Whenever a line below holds the word "gemstone", copy that line.

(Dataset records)
++++++++++
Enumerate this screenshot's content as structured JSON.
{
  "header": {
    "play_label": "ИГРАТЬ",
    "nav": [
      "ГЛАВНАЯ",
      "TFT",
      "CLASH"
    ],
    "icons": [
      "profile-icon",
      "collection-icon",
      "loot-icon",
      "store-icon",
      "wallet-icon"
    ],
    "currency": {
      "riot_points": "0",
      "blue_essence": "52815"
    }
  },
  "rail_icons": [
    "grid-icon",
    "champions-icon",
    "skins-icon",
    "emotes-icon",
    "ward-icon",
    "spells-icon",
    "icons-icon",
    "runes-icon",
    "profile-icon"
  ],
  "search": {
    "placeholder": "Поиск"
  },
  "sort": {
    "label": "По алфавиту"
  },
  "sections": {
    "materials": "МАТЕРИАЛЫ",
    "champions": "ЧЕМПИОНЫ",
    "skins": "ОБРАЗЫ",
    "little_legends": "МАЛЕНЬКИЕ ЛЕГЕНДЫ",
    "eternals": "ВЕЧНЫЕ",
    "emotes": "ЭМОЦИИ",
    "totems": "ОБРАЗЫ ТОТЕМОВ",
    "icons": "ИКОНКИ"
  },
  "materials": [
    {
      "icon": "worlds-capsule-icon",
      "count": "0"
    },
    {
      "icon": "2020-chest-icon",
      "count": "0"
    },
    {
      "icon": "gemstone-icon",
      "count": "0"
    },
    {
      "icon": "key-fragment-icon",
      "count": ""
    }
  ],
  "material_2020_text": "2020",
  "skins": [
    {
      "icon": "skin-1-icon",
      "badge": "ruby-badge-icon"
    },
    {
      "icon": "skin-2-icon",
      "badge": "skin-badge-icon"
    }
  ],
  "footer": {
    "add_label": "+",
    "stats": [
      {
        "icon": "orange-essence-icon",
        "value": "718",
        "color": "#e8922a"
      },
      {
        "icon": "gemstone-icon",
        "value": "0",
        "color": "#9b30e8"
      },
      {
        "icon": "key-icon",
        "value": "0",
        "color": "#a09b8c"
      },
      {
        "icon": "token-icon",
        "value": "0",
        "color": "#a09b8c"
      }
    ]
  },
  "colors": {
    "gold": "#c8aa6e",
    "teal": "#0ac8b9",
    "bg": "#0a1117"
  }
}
++++++++++
[TASK SOLUTION]:
      "icon": "gemstone-icon",
        "icon": "gemstone-icon",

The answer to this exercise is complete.